EXERCISE PROMPT
Drop all images and give the records again exactly.

═══

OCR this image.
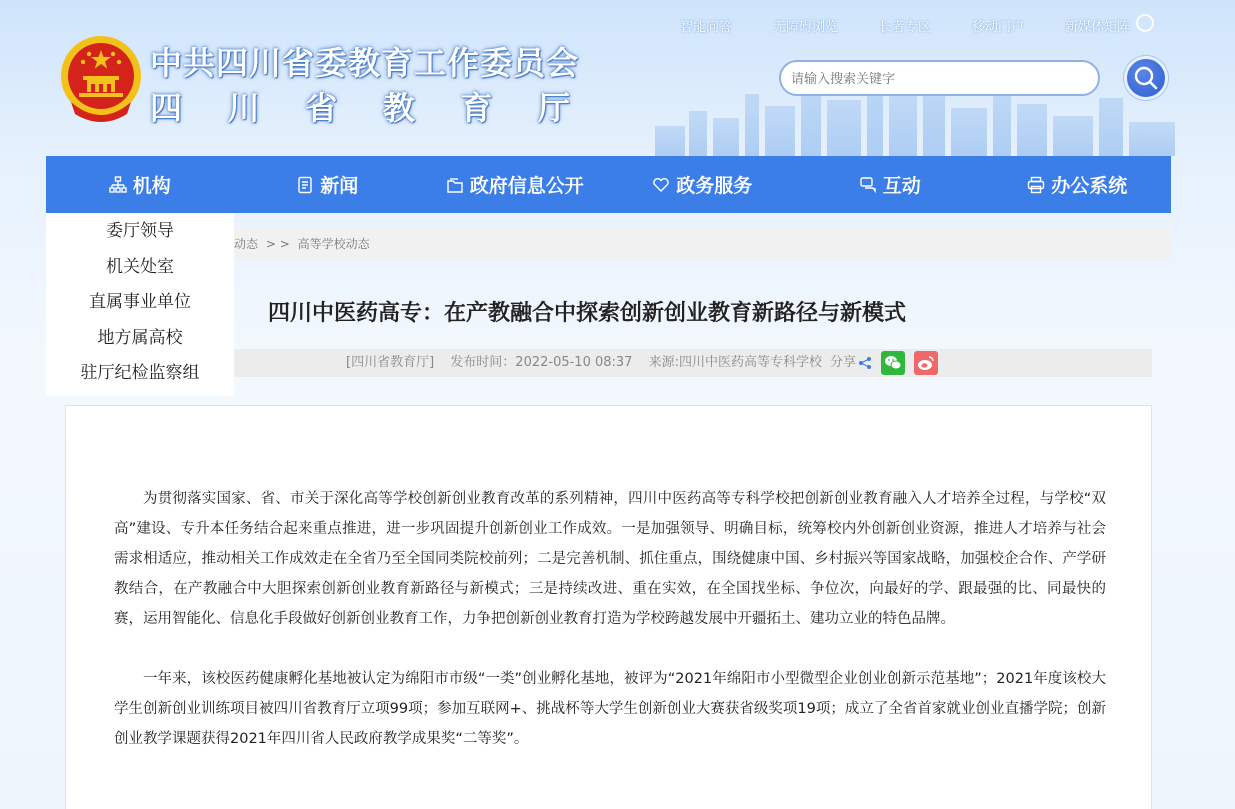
中共四川省委教育工作委员会
四 川 省 教 育 厅
智能问答	无障碍浏览	长者专区	移动门户	新媒体矩阵
请输入搜索关键字
机构	新闻	政府信息公开	政务服务	互动	办公系统
动态 > > 高等学校动态
委厅领导
机关处室
直属事业单位
地方属高校
驻厅纪检监察组
四川中医药高专：在产教融合中探索创新创业教育新路径与新模式
[四川省教育厅] 发布时间：2022-05-10 08:37 来源:四川中医药高等专科学校 分享

为贯彻落实国家、省、市关于深化高等学校创新创业教育改革的系列精神，四川中医药高等专科学校把创新创业教育融入人才培养全过程，与学校“双高”建设、专升本任务结合起来重点推进，进一步巩固提升创新创业工作成效。一是加强领导、明确目标，统筹校内外创新创业资源，推进人才培养与社会需求相适应，推动相关工作成效走在全省乃至全国同类院校前列；二是完善机制、抓住重点，围绕健康中国、乡村振兴等国家战略，加强校企合作、产学研教结合，在产教融合中大胆探索创新创业教育新路径与新模式；三是持续改进、重在实效，在全国找坐标、争位次，向最好的学、跟最强的比、同最快的赛，运用智能化、信息化手段做好创新创业教育工作，力争把创新创业教育打造为学校跨越发展中开疆拓土、建功立业的特色品牌。

一年来，该校医药健康孵化基地被认定为绵阳市市级“一类”创业孵化基地，被评为“2021年绵阳市小型微型企业创业创新示范基地”；2021年度该校大学生创新创业训练项目被四川省教育厅立项99项；参加互联网+、挑战杯等大学生创新创业大赛获省级奖项19项；成立了全省首家就业创业直播学院；创新创业教学课题获得2021年四川省人民政府教学成果奖“二等奖”。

═══

ANSWER FOR THIS EXERCISE
OCR this image.
中共四川省委教育工作委员会
四 川 省 教 育 厅
智能问答	无障碍浏览	长者专区	移动门户	新媒体矩阵
请输入搜索关键字
机构	新闻	政府信息公开	政务服务	互动	办公系统
动态 > > 高等学校动态
委厅领导
机关处室
直属事业单位
地方属高校
驻厅纪检监察组
四川中医药高专：在产教融合中探索创新创业教育新路径与新模式
[四川省教育厅] 发布时间：2022-05-10 08:37 来源:四川中医药高等专科学校 分享

为贯彻落实国家、省、市关于深化高等学校创新创业教育改革的系列精神，四川中医药高等专科学校把创新创业教育融入人才培养全过程，与学校“双高”建设、专升本任务结合起来重点推进，进一步巩固提升创新创业工作成效。一是加强领导、明确目标，统筹校内外创新创业资源，推进人才培养与社会需求相适应，推动相关工作成效走在全省乃至全国同类院校前列；二是完善机制、抓住重点，围绕健康中国、乡村振兴等国家战略，加强校企合作、产学研教结合，在产教融合中大胆探索创新创业教育新路径与新模式；三是持续改进、重在实效，在全国找坐标、争位次，向最好的学、跟最强的比、同最快的赛，运用智能化、信息化手段做好创新创业教育工作，力争把创新创业教育打造为学校跨越发展中开疆拓土、建功立业的特色品牌。

一年来，该校医药健康孵化基地被认定为绵阳市市级“一类”创业孵化基地，被评为“2021年绵阳市小型微型企业创业创新示范基地”；2021年度该校大学生创新创业训练项目被四川省教育厅立项99项；参加互联网+、挑战杯等大学生创新创业大赛获省级奖项19项；成立了全省首家就业创业直播学院；创新创业教学课题获得2021年四川省人民政府教学成果奖“二等奖”。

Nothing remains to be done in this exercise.